*Aim of the exercise:* Select the lines of the records containing the word "工程技术" and list them.
## START
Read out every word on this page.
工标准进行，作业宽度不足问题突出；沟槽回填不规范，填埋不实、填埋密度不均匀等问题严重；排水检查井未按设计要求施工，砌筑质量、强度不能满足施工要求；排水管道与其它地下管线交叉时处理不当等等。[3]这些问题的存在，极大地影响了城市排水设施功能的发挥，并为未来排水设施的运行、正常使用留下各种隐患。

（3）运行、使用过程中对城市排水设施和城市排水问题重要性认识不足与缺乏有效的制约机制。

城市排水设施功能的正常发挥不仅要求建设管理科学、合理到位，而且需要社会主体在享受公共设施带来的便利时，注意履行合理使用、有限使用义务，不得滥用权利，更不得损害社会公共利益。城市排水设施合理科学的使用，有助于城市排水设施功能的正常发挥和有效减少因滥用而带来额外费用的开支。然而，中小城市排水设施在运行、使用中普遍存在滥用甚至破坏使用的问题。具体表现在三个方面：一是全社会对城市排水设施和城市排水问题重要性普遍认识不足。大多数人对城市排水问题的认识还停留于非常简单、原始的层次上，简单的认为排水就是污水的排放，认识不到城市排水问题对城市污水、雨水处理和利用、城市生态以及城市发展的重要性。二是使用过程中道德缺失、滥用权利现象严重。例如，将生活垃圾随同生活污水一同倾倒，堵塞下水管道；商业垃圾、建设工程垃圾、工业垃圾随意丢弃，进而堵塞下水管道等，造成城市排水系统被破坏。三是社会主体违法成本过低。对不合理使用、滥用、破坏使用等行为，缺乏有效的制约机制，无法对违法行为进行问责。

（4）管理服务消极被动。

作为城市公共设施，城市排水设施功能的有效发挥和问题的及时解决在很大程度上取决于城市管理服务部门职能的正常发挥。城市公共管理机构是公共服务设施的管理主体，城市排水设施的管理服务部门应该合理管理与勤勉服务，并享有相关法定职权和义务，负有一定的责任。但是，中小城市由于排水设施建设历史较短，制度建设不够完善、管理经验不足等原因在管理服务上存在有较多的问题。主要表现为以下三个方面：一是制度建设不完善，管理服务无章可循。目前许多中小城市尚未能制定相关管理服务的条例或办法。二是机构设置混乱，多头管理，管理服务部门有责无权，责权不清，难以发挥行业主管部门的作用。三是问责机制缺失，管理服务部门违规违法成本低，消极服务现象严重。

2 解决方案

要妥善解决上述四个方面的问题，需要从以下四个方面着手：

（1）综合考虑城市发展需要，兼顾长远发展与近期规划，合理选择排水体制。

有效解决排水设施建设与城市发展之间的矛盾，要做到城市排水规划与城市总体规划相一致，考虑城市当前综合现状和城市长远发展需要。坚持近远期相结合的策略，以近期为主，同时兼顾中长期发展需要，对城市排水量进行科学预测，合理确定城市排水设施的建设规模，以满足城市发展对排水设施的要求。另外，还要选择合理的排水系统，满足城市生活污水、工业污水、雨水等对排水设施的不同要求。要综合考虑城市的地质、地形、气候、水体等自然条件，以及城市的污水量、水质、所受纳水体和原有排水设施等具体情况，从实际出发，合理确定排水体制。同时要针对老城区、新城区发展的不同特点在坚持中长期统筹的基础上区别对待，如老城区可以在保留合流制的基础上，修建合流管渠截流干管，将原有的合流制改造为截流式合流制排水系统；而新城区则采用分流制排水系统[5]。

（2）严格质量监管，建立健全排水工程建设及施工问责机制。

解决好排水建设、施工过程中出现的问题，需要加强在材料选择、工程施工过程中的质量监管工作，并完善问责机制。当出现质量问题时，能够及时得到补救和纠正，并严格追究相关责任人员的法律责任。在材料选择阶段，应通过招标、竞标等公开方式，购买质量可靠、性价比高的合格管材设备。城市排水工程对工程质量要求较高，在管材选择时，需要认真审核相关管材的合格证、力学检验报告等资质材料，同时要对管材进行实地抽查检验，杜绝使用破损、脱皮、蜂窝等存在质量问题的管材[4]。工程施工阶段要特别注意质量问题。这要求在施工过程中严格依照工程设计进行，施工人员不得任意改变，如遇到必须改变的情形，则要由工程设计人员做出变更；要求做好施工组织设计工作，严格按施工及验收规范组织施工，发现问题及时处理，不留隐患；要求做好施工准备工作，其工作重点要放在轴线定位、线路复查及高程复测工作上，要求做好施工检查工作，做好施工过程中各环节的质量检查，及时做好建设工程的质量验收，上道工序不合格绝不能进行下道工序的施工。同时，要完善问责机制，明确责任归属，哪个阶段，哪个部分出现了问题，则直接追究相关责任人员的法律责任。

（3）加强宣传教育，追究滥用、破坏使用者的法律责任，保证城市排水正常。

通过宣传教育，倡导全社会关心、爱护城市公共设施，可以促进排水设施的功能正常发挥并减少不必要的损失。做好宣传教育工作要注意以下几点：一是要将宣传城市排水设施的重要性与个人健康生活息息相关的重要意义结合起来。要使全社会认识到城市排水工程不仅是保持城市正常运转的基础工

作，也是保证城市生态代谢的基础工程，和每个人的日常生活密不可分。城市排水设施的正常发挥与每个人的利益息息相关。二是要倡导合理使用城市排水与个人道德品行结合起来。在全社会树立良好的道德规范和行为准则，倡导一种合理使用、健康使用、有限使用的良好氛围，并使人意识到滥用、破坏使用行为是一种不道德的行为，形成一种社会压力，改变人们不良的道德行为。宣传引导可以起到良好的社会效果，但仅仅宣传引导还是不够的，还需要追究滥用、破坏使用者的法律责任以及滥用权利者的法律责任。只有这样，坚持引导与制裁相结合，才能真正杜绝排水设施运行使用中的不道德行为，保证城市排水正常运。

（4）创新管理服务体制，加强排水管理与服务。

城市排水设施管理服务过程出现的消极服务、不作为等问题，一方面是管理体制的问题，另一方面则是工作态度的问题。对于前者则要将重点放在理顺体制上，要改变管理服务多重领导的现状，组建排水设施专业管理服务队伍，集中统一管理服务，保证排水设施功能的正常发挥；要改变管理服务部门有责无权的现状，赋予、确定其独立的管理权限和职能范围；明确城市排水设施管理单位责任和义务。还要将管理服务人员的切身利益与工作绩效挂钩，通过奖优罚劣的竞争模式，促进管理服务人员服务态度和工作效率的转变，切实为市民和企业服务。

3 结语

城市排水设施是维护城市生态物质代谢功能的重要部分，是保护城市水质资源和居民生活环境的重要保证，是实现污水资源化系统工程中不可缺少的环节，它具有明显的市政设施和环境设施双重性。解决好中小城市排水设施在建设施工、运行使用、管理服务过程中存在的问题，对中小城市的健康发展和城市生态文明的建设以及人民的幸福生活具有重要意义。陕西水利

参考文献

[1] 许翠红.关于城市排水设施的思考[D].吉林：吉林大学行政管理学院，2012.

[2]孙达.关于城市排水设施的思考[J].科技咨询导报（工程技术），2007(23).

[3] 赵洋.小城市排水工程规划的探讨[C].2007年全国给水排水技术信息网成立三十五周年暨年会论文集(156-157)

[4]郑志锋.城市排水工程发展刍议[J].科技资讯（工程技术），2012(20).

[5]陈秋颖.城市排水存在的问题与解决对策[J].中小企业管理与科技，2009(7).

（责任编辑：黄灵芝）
## END
*Result of this task:*
[2]孙达.关于城市排水设施的思考[J].科技咨询导报（工程技术），2007(23).
[4]郑志锋.城市排水工程发展刍议[J].科技资讯（工程技术），2012(20).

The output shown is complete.